• What the task requires: Take from the listing each line that has the string "удаления".

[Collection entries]
☆ ☆ ☆ ☆ ☆

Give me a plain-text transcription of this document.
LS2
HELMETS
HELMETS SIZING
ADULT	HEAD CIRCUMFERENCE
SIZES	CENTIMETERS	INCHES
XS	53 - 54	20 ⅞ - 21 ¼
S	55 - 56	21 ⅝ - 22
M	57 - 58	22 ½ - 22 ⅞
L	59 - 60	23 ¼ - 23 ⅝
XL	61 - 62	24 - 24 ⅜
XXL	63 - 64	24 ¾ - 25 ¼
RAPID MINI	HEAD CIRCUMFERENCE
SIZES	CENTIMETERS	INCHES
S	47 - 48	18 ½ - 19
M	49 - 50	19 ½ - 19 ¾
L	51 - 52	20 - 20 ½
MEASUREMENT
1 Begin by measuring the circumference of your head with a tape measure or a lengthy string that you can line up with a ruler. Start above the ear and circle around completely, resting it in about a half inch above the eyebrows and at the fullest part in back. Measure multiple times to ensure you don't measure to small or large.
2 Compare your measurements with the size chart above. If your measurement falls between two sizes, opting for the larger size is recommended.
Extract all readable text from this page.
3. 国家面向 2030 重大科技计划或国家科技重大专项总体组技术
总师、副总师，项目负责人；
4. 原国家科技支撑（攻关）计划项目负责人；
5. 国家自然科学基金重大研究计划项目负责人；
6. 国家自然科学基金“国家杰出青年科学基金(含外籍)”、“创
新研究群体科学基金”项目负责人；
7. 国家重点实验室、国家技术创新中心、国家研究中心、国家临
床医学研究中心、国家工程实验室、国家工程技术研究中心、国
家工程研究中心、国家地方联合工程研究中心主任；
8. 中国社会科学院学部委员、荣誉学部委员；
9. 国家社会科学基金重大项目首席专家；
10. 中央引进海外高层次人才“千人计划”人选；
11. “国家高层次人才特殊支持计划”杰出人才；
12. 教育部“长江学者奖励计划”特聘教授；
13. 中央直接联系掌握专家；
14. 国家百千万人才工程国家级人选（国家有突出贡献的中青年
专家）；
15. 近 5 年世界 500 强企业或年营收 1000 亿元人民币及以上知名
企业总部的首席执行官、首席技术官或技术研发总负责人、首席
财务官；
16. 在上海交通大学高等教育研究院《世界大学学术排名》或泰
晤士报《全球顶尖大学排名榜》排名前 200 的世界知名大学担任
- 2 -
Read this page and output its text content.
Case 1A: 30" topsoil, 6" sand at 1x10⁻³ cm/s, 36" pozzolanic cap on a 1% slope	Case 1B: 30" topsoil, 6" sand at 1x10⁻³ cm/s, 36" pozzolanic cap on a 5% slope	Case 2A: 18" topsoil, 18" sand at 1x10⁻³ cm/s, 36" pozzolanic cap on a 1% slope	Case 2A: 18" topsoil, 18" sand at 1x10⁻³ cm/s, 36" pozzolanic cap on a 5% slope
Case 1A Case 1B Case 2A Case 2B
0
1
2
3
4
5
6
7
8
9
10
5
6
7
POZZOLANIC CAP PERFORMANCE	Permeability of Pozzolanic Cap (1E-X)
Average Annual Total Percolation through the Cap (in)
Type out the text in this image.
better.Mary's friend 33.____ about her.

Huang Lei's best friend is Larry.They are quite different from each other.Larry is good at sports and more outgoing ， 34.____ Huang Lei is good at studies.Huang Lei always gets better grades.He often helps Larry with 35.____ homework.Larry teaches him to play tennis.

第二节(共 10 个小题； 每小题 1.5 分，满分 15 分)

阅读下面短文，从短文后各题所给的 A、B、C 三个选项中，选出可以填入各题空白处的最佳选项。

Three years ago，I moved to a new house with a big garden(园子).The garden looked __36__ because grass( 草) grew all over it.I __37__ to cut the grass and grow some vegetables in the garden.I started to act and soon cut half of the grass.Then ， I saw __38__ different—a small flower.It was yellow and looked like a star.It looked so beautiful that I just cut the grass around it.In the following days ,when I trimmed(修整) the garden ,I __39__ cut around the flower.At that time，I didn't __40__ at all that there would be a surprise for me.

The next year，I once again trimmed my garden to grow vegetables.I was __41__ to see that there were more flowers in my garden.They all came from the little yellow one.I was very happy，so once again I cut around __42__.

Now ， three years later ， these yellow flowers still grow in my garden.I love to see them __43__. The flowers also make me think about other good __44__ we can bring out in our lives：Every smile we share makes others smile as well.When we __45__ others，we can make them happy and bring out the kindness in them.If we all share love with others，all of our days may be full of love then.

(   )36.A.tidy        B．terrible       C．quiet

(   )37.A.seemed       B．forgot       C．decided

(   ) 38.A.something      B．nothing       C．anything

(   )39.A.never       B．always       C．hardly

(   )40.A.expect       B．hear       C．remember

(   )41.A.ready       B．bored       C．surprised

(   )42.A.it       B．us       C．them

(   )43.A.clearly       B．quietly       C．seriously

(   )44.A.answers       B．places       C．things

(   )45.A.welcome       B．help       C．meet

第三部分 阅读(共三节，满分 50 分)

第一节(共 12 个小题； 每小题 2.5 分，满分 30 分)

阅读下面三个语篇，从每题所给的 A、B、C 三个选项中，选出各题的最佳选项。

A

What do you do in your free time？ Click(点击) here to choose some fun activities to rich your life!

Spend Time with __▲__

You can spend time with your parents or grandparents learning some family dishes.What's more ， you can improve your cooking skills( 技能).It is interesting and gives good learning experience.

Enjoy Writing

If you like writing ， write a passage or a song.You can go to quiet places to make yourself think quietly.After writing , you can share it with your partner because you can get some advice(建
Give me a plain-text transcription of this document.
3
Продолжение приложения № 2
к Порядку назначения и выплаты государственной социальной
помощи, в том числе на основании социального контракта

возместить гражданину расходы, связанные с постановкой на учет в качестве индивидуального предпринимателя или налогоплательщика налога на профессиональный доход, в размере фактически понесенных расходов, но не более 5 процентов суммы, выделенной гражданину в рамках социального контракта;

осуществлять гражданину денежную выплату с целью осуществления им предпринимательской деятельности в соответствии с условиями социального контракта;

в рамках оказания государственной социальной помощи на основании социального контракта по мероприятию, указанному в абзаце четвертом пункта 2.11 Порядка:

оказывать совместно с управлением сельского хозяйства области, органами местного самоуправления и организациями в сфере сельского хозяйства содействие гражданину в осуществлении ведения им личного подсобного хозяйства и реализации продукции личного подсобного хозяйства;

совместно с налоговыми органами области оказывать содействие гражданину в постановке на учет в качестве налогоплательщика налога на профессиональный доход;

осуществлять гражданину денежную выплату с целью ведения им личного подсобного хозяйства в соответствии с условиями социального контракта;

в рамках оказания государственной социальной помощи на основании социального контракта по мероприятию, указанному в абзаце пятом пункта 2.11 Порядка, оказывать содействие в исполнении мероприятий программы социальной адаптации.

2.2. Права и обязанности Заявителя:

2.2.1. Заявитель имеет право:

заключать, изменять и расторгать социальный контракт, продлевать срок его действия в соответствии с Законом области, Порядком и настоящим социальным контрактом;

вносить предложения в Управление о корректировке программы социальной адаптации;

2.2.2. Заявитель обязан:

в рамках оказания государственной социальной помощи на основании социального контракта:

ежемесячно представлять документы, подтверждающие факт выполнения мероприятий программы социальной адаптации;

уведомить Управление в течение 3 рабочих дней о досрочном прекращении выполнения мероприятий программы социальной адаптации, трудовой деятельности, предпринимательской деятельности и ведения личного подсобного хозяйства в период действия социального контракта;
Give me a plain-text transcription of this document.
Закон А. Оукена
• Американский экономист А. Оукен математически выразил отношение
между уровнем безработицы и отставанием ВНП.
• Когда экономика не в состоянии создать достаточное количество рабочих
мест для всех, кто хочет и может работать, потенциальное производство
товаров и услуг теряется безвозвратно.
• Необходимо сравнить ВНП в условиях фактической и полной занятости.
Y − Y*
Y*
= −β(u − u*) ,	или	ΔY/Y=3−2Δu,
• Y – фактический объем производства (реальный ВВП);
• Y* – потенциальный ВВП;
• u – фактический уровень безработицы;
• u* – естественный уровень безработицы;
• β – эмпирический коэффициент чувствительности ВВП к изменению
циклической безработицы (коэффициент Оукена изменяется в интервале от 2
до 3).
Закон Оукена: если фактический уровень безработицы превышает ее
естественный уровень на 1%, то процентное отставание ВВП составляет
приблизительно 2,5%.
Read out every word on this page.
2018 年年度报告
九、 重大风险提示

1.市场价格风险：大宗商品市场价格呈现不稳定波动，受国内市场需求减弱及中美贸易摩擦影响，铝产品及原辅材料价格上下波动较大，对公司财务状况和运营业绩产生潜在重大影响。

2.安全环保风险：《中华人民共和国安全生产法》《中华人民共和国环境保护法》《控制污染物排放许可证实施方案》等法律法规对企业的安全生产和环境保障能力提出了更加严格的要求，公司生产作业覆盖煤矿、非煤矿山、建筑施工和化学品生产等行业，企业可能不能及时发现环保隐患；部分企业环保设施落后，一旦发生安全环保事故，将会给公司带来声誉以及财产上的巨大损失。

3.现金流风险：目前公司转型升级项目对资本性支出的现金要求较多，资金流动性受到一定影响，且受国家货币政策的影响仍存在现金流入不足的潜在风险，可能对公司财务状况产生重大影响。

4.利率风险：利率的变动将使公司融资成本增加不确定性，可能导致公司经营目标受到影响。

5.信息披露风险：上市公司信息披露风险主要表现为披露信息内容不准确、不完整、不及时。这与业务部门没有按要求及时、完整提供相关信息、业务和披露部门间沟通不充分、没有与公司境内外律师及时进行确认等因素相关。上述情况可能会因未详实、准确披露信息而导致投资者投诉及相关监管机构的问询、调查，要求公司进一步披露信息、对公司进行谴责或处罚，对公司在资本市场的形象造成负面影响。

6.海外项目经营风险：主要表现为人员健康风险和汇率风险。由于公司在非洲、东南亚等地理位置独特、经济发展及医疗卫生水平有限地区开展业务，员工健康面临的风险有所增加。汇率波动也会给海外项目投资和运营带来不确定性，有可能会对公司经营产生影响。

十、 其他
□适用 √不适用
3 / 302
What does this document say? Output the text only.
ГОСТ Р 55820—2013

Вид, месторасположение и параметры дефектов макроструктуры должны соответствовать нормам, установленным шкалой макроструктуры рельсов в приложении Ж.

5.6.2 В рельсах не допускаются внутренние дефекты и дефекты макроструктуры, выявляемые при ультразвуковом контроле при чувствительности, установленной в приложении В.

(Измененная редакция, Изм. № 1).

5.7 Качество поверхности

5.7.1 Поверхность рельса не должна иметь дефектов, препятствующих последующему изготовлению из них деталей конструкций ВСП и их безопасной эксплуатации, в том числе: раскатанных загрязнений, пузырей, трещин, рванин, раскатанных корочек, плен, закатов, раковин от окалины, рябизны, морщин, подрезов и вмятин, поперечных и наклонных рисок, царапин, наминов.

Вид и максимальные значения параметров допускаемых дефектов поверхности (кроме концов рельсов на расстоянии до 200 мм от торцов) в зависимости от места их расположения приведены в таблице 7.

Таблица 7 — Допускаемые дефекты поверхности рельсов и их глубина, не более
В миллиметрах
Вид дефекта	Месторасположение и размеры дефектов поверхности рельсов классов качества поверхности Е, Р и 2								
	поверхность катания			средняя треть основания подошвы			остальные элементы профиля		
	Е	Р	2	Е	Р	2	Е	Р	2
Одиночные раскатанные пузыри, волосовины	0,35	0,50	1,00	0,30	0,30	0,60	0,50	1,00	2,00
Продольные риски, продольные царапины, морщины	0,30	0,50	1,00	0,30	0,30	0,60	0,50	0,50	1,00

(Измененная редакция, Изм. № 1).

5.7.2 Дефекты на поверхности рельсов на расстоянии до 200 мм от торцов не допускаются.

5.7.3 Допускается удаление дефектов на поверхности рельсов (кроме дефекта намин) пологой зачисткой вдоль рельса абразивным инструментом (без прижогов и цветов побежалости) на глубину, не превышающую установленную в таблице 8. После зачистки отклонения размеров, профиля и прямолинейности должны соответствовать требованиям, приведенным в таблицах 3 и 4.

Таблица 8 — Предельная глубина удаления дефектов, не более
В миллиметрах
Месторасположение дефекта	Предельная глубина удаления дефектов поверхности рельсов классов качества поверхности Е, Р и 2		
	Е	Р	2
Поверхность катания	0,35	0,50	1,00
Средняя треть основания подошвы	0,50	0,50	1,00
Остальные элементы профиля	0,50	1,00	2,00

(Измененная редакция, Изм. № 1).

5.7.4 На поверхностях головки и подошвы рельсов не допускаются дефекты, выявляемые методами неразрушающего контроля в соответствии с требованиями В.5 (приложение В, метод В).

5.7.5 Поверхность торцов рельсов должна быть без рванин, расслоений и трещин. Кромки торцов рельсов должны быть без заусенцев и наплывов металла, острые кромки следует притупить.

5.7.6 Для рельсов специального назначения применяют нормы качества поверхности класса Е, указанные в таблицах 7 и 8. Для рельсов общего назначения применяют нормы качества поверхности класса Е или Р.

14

☆ ☆ ☆ ☆ ☆

• Solution to this problem:
Таблица 8 — Предельная глубина удаления дефектов, не более
Месторасположение дефекта	Предельная глубина удаления дефектов поверхности рельсов классов качества поверхности Е, Р и 2		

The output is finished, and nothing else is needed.